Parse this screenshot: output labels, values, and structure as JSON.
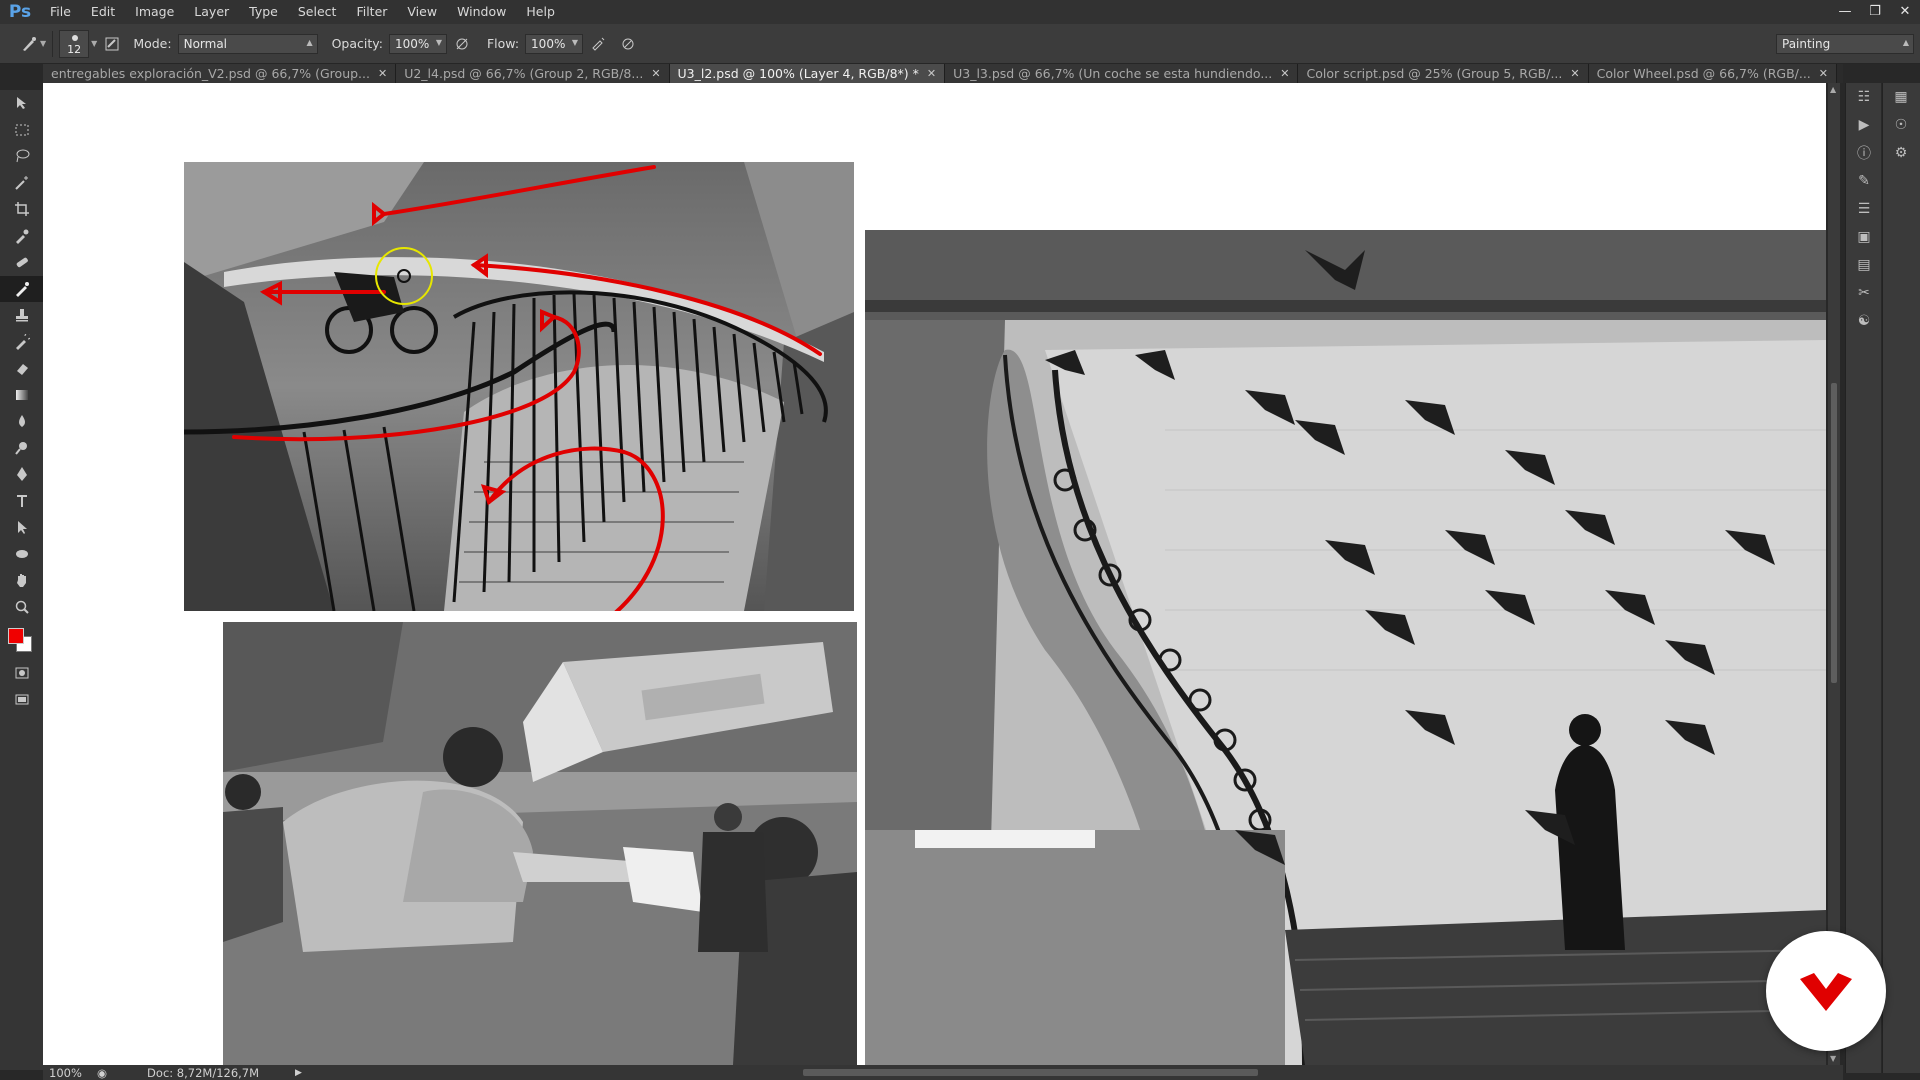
{
  "app": {
    "logo": "Ps"
  },
  "menu": [
    "File",
    "Edit",
    "Image",
    "Layer",
    "Type",
    "Select",
    "Filter",
    "View",
    "Window",
    "Help"
  ],
  "window_controls": [
    "minimize-icon",
    "restore-icon",
    "close-icon"
  ],
  "options": {
    "brush_size": "12",
    "mode_label": "Mode:",
    "mode_value": "Normal",
    "opacity_label": "Opacity:",
    "opacity_value": "100%",
    "flow_label": "Flow:",
    "flow_value": "100%",
    "workspace": "Painting"
  },
  "tabs": [
    {
      "label": "entregables exploración_V2.psd @ 66,7% (Group...",
      "active": false
    },
    {
      "label": "U2_l4.psd @ 66,7% (Group 2, RGB/8...",
      "active": false
    },
    {
      "label": "U3_l2.psd @ 100% (Layer 4, RGB/8*) *",
      "active": true
    },
    {
      "label": "U3_l3.psd @ 66,7% (Un coche se esta hundiendo...",
      "active": false
    },
    {
      "label": "Color script.psd @ 25% (Group 5, RGB/...",
      "active": false
    },
    {
      "label": "Color Wheel.psd @ 66,7% (RGB/...",
      "active": false
    }
  ],
  "tools": [
    "move-icon",
    "marquee-icon",
    "lasso-icon",
    "magic-wand-icon",
    "crop-icon",
    "eyedropper-icon",
    "healing-icon",
    "brush-icon",
    "stamp-icon",
    "history-brush-icon",
    "eraser-icon",
    "gradient-icon",
    "blur-icon",
    "dodge-icon",
    "pen-icon",
    "type-icon",
    "path-select-icon",
    "shape-icon",
    "hand-icon",
    "zoom-icon"
  ],
  "active_tool": "brush-icon",
  "colors": {
    "foreground": "#f00000",
    "background": "#ffffff",
    "brush_stroke": "#e00000",
    "cursor_ring": "#e6e600"
  },
  "status": {
    "zoom": "100%",
    "doc": "Doc: 8,72M/126,7M"
  }
}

Stated exercise – Images in the data above are to be skipped. Retype all other material exactly.

Result of the exercise –
Parse this screenshot: output labels, values, and structure as JSON.
{
  "app": {
    "logo": "Ps"
  },
  "menu": [
    "File",
    "Edit",
    "Image",
    "Layer",
    "Type",
    "Select",
    "Filter",
    "View",
    "Window",
    "Help"
  ],
  "window_controls": [
    "minimize-icon",
    "restore-icon",
    "close-icon"
  ],
  "options": {
    "brush_size": "12",
    "mode_label": "Mode:",
    "mode_value": "Normal",
    "opacity_label": "Opacity:",
    "opacity_value": "100%",
    "flow_label": "Flow:",
    "flow_value": "100%",
    "workspace": "Painting"
  },
  "tabs": [
    {
      "label": "entregables exploración_V2.psd @ 66,7% (Group...",
      "active": false
    },
    {
      "label": "U2_l4.psd @ 66,7% (Group 2, RGB/8...",
      "active": false
    },
    {
      "label": "U3_l2.psd @ 100% (Layer 4, RGB/8*) *",
      "active": true
    },
    {
      "label": "U3_l3.psd @ 66,7% (Un coche se esta hundiendo...",
      "active": false
    },
    {
      "label": "Color script.psd @ 25% (Group 5, RGB/...",
      "active": false
    },
    {
      "label": "Color Wheel.psd @ 66,7% (RGB/...",
      "active": false
    }
  ],
  "tools": [
    "move-icon",
    "marquee-icon",
    "lasso-icon",
    "magic-wand-icon",
    "crop-icon",
    "eyedropper-icon",
    "healing-icon",
    "brush-icon",
    "stamp-icon",
    "history-brush-icon",
    "eraser-icon",
    "gradient-icon",
    "blur-icon",
    "dodge-icon",
    "pen-icon",
    "type-icon",
    "path-select-icon",
    "shape-icon",
    "hand-icon",
    "zoom-icon"
  ],
  "active_tool": "brush-icon",
  "colors": {
    "foreground": "#f00000",
    "background": "#ffffff",
    "brush_stroke": "#e00000",
    "cursor_ring": "#e6e600"
  },
  "status": {
    "zoom": "100%",
    "doc": "Doc: 8,72M/126,7M"
  }
}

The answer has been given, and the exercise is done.